Required task: Emit the entire listing verbatim.
>> begin Supplied material
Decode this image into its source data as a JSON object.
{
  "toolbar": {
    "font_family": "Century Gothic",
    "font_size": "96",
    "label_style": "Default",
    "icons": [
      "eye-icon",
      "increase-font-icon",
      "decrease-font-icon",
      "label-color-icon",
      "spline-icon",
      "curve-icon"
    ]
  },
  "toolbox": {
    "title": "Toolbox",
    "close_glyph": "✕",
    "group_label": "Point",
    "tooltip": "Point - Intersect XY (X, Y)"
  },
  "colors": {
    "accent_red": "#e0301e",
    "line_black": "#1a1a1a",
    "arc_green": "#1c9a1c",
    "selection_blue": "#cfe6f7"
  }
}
>> end Supplied material
Solution:
Decode this image into its source data as a JSON object.
{
  "toolbar": {
    "font_family": "Century Gothic",
    "font_size": "96",
    "label_style": "Default",
    "icons": [
      "eye-icon",
      "increase-font-icon",
      "decrease-font-icon",
      "label-color-icon",
      "spline-icon",
      "curve-icon"
    ]
  },
  "toolbox": {
    "title": "Toolbox",
    "close_glyph": "✕",
    "group_label": "Point",
    "tooltip": "Point - Intersect XY (X, Y)"
  },
  "colors": {
    "accent_red": "#e0301e",
    "line_black": "#1a1a1a",
    "arc_green": "#1c9a1c",
    "selection_blue": "#cfe6f7"
  }
}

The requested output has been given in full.